Requirements:
From the entries below, copy every line that holds the word "this".

Recorded data:
------------------------------------------------

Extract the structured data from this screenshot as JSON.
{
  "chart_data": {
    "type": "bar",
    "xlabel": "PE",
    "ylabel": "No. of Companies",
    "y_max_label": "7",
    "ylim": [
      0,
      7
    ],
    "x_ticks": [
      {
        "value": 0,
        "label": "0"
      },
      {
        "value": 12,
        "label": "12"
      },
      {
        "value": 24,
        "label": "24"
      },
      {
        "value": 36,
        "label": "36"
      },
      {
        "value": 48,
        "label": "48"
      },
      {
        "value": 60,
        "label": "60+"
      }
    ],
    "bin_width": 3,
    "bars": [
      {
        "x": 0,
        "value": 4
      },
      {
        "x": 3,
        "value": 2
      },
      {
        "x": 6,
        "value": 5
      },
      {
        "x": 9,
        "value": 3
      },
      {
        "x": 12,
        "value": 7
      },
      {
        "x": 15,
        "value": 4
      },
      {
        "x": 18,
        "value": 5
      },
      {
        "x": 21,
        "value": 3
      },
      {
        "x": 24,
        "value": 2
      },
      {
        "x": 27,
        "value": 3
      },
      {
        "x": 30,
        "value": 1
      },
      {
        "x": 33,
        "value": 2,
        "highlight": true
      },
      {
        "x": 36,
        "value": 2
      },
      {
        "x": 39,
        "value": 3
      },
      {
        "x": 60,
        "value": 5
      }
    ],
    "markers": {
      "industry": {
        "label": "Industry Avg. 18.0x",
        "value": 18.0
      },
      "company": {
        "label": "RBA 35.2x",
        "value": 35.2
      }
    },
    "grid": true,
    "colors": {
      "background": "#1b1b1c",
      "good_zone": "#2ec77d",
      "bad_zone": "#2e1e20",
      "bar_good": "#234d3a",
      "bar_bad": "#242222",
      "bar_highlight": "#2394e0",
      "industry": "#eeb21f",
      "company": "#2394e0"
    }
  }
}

------------------------------------------------

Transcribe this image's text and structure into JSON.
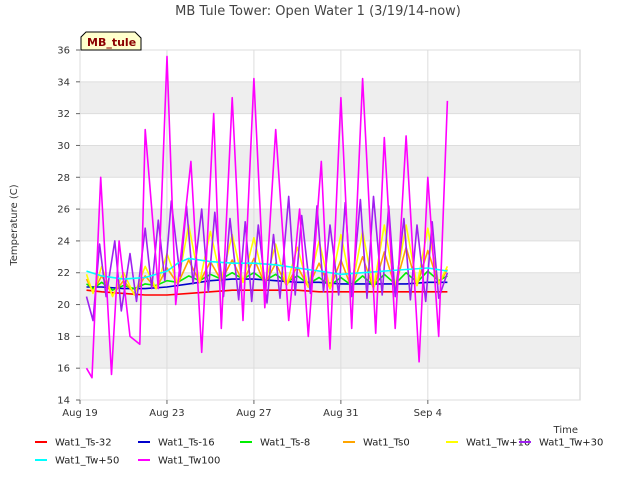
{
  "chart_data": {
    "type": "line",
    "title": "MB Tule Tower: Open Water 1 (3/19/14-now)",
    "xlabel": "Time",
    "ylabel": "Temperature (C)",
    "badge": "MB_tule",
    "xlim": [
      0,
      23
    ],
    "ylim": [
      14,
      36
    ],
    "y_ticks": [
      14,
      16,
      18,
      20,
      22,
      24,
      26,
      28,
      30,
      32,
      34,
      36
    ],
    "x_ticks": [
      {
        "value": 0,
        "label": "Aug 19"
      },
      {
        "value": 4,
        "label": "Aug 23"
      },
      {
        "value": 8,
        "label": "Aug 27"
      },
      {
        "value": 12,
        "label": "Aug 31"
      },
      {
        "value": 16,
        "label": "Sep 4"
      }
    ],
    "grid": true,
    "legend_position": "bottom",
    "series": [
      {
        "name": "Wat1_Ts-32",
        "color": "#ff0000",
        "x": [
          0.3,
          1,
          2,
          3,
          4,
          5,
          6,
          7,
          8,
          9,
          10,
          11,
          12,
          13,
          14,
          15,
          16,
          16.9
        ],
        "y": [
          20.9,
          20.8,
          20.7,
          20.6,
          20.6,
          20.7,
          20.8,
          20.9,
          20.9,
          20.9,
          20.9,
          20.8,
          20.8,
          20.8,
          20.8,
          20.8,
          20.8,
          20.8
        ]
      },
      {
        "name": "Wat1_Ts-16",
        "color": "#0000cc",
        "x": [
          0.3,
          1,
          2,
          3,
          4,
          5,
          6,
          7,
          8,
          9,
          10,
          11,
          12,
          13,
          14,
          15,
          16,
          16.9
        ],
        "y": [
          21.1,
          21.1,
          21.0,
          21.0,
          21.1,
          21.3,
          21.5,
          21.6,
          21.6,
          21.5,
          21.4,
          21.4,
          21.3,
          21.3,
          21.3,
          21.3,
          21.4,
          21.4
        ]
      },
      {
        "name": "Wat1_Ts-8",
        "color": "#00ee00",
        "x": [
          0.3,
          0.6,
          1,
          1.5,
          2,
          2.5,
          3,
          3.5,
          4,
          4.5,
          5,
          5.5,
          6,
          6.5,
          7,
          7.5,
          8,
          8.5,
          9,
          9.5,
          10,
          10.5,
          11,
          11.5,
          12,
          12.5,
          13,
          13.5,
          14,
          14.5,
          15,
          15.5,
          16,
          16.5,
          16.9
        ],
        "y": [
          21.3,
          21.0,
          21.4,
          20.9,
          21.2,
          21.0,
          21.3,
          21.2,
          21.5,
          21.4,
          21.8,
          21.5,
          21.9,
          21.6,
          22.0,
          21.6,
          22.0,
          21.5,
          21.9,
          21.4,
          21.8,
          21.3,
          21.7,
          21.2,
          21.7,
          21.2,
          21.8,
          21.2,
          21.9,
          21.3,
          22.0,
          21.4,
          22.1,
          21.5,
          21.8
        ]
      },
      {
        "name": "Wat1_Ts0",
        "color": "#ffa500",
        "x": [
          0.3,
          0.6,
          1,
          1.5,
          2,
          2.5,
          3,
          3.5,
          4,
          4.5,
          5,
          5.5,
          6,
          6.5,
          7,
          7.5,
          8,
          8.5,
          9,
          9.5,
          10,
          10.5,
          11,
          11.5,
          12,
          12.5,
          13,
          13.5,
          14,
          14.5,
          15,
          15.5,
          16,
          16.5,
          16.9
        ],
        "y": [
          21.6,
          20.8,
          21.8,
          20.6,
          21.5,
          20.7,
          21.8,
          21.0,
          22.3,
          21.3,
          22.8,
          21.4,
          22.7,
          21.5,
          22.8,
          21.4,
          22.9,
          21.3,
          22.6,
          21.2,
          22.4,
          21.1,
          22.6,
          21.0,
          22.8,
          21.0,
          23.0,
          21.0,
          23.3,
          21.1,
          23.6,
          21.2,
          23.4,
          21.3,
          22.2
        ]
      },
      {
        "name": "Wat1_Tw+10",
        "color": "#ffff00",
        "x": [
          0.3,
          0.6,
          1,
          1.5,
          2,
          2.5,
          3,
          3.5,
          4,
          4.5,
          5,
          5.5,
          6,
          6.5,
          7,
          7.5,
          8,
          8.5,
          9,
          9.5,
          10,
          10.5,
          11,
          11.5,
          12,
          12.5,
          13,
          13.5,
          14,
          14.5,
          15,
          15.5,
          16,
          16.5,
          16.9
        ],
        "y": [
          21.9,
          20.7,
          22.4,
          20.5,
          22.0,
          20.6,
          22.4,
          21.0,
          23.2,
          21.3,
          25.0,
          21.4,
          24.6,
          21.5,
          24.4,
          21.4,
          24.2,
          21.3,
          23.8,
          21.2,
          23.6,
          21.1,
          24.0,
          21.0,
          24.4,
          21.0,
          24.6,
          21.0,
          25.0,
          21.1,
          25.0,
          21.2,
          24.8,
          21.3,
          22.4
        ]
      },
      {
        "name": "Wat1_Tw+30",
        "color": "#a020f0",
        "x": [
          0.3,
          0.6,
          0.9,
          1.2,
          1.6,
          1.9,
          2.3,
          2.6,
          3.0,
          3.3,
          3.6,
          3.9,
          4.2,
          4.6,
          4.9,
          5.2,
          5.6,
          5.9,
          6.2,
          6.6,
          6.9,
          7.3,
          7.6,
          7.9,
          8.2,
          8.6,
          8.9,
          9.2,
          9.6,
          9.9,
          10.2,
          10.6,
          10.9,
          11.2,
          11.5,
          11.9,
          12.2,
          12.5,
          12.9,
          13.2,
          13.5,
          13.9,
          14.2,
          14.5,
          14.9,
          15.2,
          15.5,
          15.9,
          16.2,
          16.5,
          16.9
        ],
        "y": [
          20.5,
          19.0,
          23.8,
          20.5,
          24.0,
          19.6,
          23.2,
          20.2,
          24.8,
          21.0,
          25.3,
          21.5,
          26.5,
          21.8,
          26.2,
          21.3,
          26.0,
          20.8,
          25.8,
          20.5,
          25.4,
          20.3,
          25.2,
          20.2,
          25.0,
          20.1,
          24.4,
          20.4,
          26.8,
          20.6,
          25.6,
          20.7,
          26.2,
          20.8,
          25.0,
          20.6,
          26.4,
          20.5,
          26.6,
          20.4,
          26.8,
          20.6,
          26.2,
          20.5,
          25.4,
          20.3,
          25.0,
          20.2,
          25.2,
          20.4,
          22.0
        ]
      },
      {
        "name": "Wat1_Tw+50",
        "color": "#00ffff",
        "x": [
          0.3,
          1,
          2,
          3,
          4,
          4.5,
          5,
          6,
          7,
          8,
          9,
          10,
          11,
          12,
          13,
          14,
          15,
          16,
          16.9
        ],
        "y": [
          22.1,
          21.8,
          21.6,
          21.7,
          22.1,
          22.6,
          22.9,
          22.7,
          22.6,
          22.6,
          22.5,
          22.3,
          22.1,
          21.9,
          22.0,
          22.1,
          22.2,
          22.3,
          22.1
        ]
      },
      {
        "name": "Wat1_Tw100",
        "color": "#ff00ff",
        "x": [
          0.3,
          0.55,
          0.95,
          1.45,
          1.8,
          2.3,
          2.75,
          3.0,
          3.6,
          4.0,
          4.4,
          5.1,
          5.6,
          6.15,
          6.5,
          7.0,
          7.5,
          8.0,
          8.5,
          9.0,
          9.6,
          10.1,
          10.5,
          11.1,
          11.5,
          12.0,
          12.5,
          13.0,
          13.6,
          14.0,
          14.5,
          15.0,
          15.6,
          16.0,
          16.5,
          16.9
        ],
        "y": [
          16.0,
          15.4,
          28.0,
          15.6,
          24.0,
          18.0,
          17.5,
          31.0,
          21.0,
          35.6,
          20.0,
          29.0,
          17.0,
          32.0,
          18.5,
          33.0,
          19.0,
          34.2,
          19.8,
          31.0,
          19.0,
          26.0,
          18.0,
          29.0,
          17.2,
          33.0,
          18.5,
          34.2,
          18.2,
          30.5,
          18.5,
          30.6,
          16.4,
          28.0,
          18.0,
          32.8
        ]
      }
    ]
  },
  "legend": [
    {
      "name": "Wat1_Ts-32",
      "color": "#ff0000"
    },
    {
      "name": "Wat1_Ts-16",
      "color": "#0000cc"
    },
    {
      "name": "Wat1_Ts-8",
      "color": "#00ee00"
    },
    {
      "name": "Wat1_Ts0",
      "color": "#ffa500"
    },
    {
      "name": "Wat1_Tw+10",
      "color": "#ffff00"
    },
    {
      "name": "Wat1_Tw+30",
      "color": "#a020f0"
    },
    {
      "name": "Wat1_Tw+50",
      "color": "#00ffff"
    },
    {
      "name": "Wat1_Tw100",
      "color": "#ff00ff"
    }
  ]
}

------------------------------------------------

Solution:
Extract the structured data from this screenshot as JSON.
Transcribe this image's text and structure into JSON.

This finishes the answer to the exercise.